Exercise inputs -
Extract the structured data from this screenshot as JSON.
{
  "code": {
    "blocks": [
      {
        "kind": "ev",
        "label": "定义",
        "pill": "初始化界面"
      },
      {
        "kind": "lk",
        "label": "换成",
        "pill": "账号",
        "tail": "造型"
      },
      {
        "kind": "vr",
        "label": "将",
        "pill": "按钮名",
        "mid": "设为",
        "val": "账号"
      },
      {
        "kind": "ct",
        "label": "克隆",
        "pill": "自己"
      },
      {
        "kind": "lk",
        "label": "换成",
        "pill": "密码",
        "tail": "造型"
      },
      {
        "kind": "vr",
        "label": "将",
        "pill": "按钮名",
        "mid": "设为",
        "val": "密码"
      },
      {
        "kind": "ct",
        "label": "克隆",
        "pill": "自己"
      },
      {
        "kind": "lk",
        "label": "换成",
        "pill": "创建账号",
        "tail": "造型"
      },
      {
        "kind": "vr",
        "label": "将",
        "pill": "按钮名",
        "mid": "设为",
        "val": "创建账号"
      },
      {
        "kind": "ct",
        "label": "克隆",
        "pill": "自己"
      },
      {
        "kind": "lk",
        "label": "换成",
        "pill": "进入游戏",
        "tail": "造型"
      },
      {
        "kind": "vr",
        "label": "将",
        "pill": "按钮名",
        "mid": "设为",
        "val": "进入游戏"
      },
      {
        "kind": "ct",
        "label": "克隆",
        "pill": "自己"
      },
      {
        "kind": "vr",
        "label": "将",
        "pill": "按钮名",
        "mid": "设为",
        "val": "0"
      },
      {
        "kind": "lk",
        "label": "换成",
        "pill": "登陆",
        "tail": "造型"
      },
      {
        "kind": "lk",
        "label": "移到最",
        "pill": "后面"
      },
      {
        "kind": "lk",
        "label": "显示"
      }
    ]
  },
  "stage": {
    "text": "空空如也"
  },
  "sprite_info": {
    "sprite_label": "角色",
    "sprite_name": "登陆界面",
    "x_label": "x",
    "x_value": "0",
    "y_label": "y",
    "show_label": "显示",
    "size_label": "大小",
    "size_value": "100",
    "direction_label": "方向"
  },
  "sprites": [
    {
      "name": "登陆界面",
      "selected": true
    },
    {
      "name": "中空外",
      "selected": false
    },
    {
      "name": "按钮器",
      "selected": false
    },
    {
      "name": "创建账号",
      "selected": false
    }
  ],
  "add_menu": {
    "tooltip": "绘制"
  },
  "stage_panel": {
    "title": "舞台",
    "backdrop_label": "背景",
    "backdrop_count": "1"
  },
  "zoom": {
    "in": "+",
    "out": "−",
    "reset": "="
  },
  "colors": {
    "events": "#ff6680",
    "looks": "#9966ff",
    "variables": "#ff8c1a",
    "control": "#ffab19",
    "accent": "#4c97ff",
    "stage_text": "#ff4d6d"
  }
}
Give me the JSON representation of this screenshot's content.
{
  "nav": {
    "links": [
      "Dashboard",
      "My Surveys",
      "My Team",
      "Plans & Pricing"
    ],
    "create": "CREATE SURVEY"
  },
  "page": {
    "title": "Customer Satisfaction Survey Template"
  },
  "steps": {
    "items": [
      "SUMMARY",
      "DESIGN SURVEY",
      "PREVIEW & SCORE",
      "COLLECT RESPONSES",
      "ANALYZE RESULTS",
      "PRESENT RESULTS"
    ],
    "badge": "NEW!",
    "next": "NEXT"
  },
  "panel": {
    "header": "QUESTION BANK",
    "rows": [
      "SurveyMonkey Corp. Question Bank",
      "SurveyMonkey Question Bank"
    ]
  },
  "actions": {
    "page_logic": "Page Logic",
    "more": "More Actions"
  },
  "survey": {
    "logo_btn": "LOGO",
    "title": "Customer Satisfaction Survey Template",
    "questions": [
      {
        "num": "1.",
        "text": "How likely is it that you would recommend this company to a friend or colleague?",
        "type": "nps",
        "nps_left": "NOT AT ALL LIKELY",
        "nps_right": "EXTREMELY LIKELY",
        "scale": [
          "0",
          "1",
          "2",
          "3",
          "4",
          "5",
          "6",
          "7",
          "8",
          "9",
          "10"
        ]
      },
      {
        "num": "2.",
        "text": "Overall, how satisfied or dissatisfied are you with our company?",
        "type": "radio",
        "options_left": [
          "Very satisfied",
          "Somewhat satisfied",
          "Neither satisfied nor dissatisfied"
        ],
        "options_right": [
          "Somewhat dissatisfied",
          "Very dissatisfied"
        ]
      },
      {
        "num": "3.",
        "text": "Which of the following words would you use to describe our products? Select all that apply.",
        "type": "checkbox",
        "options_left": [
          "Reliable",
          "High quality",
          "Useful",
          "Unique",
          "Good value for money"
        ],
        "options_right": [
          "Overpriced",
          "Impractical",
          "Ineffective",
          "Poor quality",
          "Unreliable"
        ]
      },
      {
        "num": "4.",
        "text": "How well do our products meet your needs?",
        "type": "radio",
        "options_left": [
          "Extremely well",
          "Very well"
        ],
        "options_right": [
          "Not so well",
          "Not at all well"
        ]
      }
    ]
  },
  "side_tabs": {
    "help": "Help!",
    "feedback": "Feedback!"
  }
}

Given task - Within the entries above, how many lines contain "Customer"? Respond with the number only.

Output of the exercise - 2